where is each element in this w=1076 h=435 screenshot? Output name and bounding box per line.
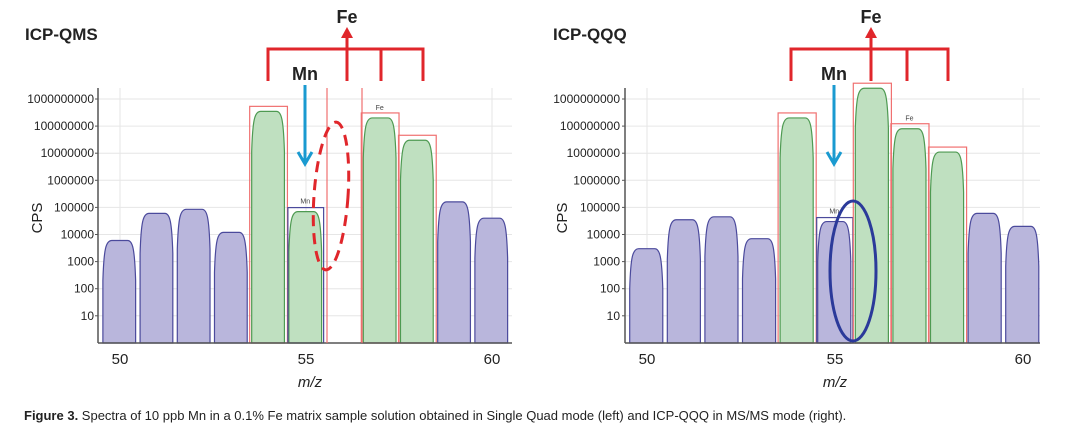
axes: 1000000000 100000000 10000000 1000000 100000…	[553, 88, 1040, 368]
y-axis-label: CPS	[29, 203, 46, 234]
x-tick-label: 50	[639, 351, 656, 368]
peak-51	[139, 212, 174, 344]
mn-arrow-icon	[825, 85, 843, 167]
peak-51	[666, 219, 701, 344]
peak-59	[437, 201, 472, 344]
y-tick-label: 1000	[593, 255, 620, 269]
peak-label: Mn	[300, 199, 310, 206]
y-tick-label: 1000000	[573, 173, 620, 187]
x-axis-label: m/z	[823, 374, 848, 391]
chart-title: ICP-QQQ	[553, 25, 627, 44]
peak-59	[967, 212, 1002, 344]
caption-text: Spectra of 10 ppb Mn in a 0.1% Fe matrix…	[78, 408, 846, 423]
x-axis-label: m/z	[298, 374, 323, 391]
mn-highlight-ellipse	[828, 199, 878, 343]
y-tick-label: 10000	[587, 228, 621, 242]
caption-label: Figure 3.	[24, 408, 78, 423]
fe-label: Fe	[336, 7, 357, 27]
fe-bracket	[789, 36, 950, 81]
fe-label: Fe	[860, 7, 881, 27]
figure-caption: Figure 3. Spectra of 10 ppb Mn in a 0.1%…	[24, 408, 846, 423]
y-tick-label: 100	[600, 282, 620, 296]
y-tick-label: 1000000000	[27, 92, 94, 106]
y-tick-label: 10000000	[41, 146, 95, 160]
peak-57	[892, 128, 927, 344]
peak-54	[251, 110, 286, 344]
mn-arrow-icon	[296, 85, 314, 167]
y-tick-label: 100000	[580, 200, 620, 214]
y-tick-label: 10000000	[567, 146, 621, 160]
peak-53	[741, 238, 777, 344]
peak-58	[399, 139, 434, 344]
mn-label: Mn	[292, 64, 318, 84]
peak-55	[817, 220, 852, 344]
y-tick-label: 100000	[54, 200, 94, 214]
peak-58	[929, 151, 965, 344]
peaks: Mn Fe	[629, 82, 1040, 344]
peaks: Mn Fe	[102, 105, 509, 344]
x-tick-label: 55	[827, 351, 844, 368]
peak-label: Mn	[829, 209, 839, 216]
y-tick-label: 100	[74, 282, 94, 296]
peak-50	[102, 239, 137, 344]
peak-56	[854, 87, 889, 344]
peak-52	[704, 216, 739, 344]
x-tick-label: 55	[298, 351, 315, 368]
peak-53	[213, 231, 248, 344]
axes: 1000000000 100000000 10000000 1000000 100000…	[27, 88, 512, 368]
peak-54	[779, 117, 814, 344]
chart-title: ICP-QMS	[25, 25, 98, 44]
peak-60	[474, 217, 509, 344]
peak-57	[362, 117, 397, 344]
peak-50	[629, 248, 664, 344]
y-tick-label: 10	[607, 309, 621, 323]
peak-55	[288, 210, 323, 344]
y-tick-label: 1000	[67, 255, 94, 269]
y-tick-label: 1000000	[47, 173, 94, 187]
peak-52	[176, 208, 211, 344]
interference-dashed-ellipse	[311, 120, 351, 272]
peak-60	[1005, 225, 1040, 344]
y-tick-label: 10	[81, 309, 95, 323]
y-tick-label: 10000	[61, 228, 95, 242]
x-tick-label: 50	[112, 351, 129, 368]
x-tick-label: 60	[1015, 351, 1032, 368]
fe-arrow-icon	[341, 27, 353, 38]
fe-bracket	[266, 36, 425, 81]
peak-label: Fe	[905, 116, 913, 123]
x-tick-label: 60	[484, 351, 501, 368]
y-tick-label: 100000000	[560, 119, 620, 133]
y-axis-label: CPS	[554, 203, 571, 234]
peak-label: Fe	[376, 105, 384, 112]
y-tick-label: 100000000	[34, 119, 94, 133]
y-tick-label: 1000000000	[553, 92, 620, 106]
fe-arrow-icon	[865, 27, 877, 38]
mn-label: Mn	[821, 64, 847, 84]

→ **TASK REQUIREMENTS**
Which lines in the records above contain the string "chart", with case counting? Copy each of those lines in full.

→ **RESPONSE TO THIS TASK**
chart-title: ICP-QQQ	[553, 25, 627, 44]
chart-title: ICP-QMS	[25, 25, 98, 44]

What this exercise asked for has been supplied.